Among the lines below, count those with "据此完成下面小题". Give only the number.

******

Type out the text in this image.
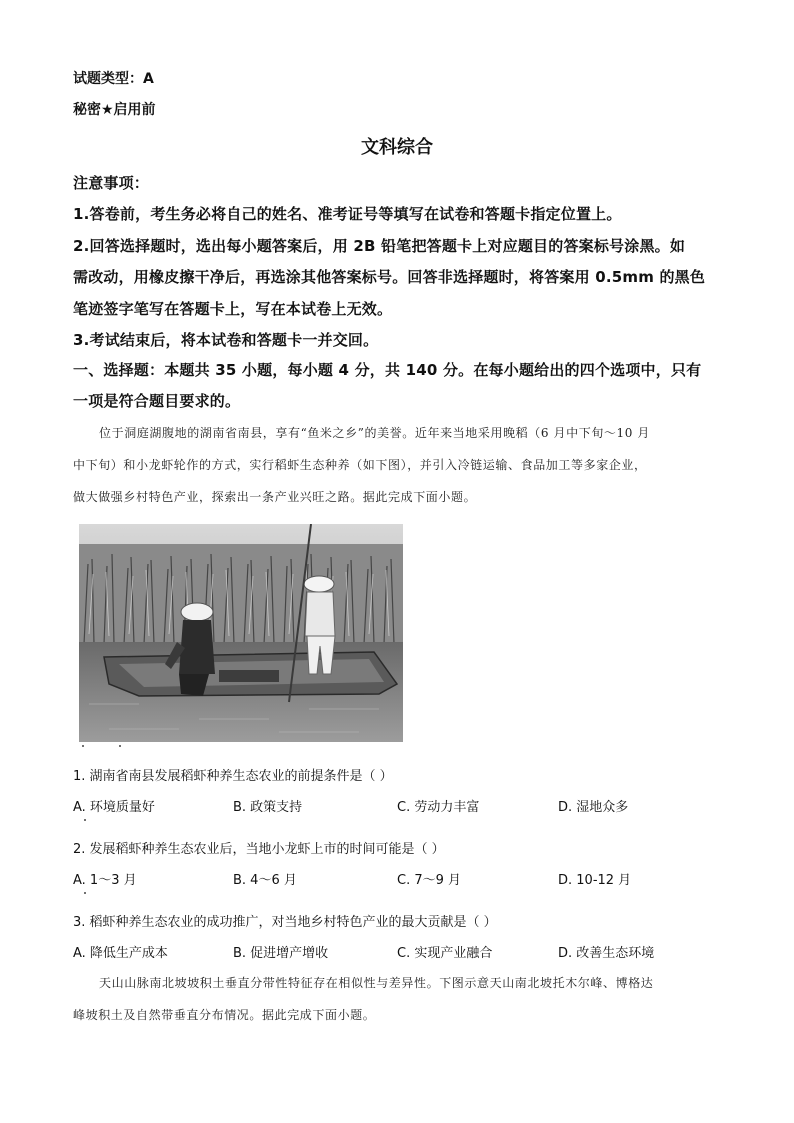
试题类型：A
秘密★启用前
文科综合
注意事项：
1.答卷前，考生务必将自己的姓名、准考证号等填写在试卷和答题卡指定位置上。
2.回答选择题时，选出每小题答案后，用 2B 铅笔把答题卡上对应题目的答案标号涂黑。如
需改动，用橡皮擦干净后，再选涂其他答案标号。回答非选择题时，将答案用 0.5mm 的黑色
笔迹签字笔写在答题卡上，写在本试卷上无效。
3.考试结束后，将本试卷和答题卡一并交回。
一、选择题：本题共 35 小题，每小题 4 分，共 140 分。在每小题给出的四个选项中，只有
一项是符合题目要求的。
位于洞庭湖腹地的湖南省南县，享有“鱼米之乡”的美誉。近年来当地采用晚稻（6 月中下旬～10 月
中下旬）和小龙虾轮作的方式，实行稻虾生态种养（如下图），并引入冷链运输、食品加工等多家企业，
做大做强乡村特色产业，探索出一条产业兴旺之路。据此完成下面小题。
1. 湖南省南县发展稻虾种养生态农业的前提条件是（ ）
A. 环境质量好	B. 政策支持	C. 劳动力丰富	D. 湿地众多
2. 发展稻虾种养生态农业后，当地小龙虾上市的时间可能是（ ）
A. 1～3 月	B. 4～6 月	C. 7～9 月	D. 10-12 月
3. 稻虾种养生态农业的成功推广，对当地乡村特色产业的最大贡献是（ ）
A. 降低生产成本	B. 促进增产增收	C. 实现产业融合	D. 改善生态环境
天山山脉南北坡坡积土垂直分带性特征存在相似性与差异性。下图示意天山南北坡托木尔峰、博格达
峰坡积土及自然带垂直分布情况。据此完成下面小题。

******

RESULT: 2